What you are asked to do → Pick out every line holding the string "frames" and copy it.

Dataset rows
* * * * * * *

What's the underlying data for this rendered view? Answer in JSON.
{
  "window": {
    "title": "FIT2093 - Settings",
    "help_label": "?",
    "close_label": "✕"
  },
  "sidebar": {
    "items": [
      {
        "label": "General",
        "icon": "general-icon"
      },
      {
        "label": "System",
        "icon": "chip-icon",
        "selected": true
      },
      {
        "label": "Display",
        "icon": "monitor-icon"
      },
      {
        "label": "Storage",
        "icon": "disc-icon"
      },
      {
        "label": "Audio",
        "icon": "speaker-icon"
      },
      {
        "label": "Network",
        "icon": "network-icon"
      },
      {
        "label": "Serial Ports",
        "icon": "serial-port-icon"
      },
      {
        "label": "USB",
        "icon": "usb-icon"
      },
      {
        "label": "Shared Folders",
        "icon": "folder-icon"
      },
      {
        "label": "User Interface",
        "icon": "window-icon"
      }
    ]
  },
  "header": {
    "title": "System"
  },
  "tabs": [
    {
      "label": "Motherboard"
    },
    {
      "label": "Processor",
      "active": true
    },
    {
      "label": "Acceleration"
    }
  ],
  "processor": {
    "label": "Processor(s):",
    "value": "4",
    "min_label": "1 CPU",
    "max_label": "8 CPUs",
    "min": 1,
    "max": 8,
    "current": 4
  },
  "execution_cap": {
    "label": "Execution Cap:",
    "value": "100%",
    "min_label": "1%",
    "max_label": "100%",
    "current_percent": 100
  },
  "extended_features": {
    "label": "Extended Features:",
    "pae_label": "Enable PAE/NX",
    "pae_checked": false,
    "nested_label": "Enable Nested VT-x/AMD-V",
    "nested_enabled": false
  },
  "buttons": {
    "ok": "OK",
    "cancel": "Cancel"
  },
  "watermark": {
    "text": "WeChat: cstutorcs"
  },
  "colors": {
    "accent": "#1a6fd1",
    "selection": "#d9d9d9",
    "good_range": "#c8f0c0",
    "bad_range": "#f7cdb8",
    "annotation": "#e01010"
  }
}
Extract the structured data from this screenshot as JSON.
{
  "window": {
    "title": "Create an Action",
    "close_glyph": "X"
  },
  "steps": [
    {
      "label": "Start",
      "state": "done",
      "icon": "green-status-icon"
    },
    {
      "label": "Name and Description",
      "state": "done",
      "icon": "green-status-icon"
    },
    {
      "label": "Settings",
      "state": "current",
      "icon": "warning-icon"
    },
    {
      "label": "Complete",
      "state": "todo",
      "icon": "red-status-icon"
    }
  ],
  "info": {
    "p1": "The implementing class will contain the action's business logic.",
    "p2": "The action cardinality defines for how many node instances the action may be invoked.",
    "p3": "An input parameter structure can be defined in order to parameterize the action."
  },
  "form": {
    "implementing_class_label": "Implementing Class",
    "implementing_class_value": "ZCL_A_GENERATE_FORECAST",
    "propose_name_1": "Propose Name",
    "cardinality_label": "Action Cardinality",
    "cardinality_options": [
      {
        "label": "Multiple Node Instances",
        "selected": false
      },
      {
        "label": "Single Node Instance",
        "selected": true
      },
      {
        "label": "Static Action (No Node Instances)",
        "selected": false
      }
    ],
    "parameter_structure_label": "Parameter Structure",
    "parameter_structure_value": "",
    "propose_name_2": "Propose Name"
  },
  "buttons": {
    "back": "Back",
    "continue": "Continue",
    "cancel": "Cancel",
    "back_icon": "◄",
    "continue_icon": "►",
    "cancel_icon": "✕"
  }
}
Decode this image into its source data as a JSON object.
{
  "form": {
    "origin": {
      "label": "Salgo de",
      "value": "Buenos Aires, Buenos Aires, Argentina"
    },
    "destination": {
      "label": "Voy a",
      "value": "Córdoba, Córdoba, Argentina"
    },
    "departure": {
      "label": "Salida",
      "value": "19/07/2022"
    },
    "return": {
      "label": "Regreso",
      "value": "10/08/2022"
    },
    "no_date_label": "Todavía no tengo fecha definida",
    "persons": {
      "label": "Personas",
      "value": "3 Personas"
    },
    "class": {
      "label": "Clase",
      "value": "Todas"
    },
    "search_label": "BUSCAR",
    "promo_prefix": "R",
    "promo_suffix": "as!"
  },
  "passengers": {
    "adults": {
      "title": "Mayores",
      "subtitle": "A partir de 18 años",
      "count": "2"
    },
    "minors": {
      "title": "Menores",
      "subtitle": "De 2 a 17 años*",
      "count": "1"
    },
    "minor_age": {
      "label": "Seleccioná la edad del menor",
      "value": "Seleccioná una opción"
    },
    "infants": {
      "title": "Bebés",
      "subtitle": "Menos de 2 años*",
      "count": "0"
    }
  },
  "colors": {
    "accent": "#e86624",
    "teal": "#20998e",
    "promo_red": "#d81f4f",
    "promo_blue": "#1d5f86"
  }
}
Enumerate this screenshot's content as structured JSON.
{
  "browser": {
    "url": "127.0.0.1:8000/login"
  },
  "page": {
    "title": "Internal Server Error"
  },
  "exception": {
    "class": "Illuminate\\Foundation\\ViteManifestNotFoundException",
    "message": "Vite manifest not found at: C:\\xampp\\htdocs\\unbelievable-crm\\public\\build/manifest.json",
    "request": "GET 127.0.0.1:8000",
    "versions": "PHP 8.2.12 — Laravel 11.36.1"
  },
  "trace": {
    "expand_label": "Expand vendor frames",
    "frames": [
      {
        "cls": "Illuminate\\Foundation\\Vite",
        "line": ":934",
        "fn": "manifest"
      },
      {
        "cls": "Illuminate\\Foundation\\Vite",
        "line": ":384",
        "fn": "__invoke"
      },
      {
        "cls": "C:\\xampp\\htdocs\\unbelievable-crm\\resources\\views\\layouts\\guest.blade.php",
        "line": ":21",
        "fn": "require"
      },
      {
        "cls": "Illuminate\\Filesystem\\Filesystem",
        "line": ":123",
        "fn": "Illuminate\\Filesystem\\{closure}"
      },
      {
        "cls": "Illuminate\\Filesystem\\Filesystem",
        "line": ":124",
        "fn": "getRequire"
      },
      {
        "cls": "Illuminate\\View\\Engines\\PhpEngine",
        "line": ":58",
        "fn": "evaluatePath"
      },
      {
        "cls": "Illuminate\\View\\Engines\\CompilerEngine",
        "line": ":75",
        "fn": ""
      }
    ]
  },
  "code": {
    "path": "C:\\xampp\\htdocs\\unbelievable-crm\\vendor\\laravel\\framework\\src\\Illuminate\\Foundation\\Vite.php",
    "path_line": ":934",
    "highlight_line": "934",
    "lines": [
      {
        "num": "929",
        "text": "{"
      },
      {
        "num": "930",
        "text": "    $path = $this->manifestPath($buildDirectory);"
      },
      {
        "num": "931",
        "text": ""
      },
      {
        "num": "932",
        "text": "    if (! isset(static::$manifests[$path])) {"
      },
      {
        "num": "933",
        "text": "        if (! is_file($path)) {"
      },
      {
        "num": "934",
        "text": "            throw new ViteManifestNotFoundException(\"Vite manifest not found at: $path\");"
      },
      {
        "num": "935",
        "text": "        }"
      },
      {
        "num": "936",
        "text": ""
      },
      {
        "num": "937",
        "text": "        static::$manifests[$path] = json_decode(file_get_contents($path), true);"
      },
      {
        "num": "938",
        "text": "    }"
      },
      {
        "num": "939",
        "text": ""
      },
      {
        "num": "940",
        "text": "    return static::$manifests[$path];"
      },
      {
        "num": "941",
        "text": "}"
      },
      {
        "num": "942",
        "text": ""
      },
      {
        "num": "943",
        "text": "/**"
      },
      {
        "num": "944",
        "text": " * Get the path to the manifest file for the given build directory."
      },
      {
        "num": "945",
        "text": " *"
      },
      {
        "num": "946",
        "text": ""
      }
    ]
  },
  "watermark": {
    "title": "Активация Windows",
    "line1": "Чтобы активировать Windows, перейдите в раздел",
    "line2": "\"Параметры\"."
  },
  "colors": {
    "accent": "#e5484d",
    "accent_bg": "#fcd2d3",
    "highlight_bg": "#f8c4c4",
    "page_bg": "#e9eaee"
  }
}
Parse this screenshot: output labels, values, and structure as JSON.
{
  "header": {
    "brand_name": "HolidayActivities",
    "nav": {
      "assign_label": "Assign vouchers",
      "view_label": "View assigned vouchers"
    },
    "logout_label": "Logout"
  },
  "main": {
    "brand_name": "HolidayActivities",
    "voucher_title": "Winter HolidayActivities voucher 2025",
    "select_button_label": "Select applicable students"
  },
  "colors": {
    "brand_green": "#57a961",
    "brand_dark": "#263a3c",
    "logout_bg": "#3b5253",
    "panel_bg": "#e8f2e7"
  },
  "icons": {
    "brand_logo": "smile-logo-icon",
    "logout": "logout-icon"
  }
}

* * * * * * *

In response →
    "expand_label": "Expand vendor frames",
    "frames": [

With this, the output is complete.